> _Requirement_:
In the data below, find each line containing the string "color" and return it.

start

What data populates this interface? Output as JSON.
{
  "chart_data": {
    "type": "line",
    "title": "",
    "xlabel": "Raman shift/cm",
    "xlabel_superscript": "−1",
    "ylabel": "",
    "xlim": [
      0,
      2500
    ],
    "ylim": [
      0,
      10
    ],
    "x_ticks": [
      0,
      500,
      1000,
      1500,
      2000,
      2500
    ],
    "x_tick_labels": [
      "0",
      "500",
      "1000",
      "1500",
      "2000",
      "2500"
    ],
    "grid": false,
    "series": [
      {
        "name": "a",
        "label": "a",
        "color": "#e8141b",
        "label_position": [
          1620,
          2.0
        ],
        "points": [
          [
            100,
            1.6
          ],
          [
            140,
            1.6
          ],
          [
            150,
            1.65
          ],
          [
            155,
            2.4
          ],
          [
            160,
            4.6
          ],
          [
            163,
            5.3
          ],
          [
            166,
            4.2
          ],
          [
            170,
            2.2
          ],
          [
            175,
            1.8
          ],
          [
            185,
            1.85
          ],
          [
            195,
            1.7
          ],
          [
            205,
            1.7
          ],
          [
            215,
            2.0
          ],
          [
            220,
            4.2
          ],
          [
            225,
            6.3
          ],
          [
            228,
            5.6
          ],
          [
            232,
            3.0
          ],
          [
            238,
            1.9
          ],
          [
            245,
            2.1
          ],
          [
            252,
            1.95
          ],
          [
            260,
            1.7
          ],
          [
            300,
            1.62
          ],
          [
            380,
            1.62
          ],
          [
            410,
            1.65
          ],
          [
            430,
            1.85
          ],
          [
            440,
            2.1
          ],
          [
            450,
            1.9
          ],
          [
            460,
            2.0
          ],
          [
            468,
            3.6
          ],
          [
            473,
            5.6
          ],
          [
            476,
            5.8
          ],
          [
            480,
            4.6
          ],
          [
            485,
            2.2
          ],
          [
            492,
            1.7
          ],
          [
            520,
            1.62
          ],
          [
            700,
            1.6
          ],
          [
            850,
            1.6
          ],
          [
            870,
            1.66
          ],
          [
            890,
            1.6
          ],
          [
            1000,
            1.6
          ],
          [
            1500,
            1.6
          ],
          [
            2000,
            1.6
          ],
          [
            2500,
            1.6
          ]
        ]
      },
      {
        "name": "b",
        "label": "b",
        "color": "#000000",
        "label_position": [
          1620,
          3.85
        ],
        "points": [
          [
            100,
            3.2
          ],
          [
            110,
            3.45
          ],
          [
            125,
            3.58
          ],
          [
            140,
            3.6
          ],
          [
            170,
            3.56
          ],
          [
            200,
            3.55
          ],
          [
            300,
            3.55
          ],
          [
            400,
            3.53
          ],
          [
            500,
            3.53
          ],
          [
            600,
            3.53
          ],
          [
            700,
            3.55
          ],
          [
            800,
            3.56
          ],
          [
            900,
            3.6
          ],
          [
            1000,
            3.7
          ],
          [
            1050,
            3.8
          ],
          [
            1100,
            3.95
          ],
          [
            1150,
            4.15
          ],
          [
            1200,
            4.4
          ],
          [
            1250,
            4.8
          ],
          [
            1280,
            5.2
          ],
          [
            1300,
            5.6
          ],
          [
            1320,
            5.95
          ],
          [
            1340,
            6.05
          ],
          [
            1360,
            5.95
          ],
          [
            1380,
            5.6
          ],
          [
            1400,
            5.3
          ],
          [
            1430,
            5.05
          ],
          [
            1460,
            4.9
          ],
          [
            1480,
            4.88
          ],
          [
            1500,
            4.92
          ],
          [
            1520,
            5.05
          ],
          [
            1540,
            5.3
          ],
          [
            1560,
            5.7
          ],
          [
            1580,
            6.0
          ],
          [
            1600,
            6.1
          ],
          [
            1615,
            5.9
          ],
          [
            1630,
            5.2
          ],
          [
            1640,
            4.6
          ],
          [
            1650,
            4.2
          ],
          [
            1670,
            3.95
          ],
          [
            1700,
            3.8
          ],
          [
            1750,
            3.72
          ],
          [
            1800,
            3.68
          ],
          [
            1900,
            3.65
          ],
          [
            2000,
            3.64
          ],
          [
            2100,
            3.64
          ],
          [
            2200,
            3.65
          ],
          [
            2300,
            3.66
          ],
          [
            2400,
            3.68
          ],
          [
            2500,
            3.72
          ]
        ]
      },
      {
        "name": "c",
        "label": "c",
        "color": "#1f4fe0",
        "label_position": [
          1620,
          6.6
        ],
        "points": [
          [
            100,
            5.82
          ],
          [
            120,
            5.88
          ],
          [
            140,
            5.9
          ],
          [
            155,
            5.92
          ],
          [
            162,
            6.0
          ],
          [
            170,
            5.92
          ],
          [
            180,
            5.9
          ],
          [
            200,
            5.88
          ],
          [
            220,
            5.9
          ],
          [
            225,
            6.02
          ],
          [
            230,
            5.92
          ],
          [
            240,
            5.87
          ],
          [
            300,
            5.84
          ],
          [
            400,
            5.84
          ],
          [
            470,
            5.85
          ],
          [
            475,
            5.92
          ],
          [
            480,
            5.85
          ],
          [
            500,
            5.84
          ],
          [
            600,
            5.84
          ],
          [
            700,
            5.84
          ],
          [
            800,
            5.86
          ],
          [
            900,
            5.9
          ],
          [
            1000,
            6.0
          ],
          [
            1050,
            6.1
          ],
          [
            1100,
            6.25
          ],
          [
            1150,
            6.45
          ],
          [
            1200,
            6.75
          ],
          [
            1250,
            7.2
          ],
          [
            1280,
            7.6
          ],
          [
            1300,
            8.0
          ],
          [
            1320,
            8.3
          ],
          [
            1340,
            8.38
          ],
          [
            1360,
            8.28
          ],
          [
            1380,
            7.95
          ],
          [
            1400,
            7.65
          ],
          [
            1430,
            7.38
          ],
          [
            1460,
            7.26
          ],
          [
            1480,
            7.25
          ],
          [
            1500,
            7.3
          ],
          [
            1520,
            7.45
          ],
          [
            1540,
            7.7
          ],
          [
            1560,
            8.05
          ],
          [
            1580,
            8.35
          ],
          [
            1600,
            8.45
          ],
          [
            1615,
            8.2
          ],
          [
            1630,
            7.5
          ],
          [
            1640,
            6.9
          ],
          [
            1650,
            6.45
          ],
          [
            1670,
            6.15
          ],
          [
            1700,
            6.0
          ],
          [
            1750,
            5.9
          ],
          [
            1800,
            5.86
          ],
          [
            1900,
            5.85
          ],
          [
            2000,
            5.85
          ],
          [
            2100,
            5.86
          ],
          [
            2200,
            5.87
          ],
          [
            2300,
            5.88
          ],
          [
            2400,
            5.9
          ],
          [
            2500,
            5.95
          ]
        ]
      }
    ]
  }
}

end

> _Worked answer_:
        "color": "#e8141b",
        "color": "#000000",
        "color": "#1f4fe0",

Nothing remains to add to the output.